Stored dataset items
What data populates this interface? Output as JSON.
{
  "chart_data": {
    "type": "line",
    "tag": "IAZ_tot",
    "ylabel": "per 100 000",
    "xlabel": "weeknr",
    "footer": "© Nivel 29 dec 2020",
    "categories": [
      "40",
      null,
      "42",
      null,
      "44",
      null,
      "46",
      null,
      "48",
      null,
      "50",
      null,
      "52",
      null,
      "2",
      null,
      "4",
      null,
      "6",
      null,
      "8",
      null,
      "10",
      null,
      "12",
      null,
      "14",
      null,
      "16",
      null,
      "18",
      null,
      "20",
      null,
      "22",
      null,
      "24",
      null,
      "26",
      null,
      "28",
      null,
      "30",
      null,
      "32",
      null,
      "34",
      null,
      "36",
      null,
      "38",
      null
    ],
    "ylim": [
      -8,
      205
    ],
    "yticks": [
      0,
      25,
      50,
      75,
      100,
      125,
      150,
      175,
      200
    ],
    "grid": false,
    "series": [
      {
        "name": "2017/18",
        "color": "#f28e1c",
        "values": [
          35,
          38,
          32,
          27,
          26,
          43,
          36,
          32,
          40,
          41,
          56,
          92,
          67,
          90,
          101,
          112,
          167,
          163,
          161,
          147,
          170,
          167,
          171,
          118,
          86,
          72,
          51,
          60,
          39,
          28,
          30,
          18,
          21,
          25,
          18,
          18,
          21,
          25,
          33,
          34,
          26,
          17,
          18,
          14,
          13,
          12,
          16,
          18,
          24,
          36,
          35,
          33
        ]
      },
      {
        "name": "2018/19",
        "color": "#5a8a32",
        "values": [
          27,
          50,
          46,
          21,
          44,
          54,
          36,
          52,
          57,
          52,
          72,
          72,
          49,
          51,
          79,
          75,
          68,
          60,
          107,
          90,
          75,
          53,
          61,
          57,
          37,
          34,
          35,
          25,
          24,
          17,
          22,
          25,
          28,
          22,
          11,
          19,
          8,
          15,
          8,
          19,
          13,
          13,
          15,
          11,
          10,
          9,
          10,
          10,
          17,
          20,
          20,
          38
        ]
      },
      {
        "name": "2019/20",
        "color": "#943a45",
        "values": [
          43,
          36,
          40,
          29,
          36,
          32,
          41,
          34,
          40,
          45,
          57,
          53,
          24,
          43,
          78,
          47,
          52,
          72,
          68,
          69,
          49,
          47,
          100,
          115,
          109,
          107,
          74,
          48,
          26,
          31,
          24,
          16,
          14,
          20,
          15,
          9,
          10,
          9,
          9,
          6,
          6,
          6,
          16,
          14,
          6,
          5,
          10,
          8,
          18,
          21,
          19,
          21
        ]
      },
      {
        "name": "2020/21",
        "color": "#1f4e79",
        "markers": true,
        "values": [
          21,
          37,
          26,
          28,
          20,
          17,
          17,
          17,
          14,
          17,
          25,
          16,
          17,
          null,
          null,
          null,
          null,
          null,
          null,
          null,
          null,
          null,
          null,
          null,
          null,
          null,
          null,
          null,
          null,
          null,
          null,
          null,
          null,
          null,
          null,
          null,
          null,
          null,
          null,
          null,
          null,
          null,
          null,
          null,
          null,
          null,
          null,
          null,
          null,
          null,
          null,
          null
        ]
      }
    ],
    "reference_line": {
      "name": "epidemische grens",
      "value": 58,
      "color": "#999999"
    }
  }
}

* [REQUIRED WORK] How many lines in the listing contain "color"? Answer with the number alone.

* [FULL RESPONSE] 5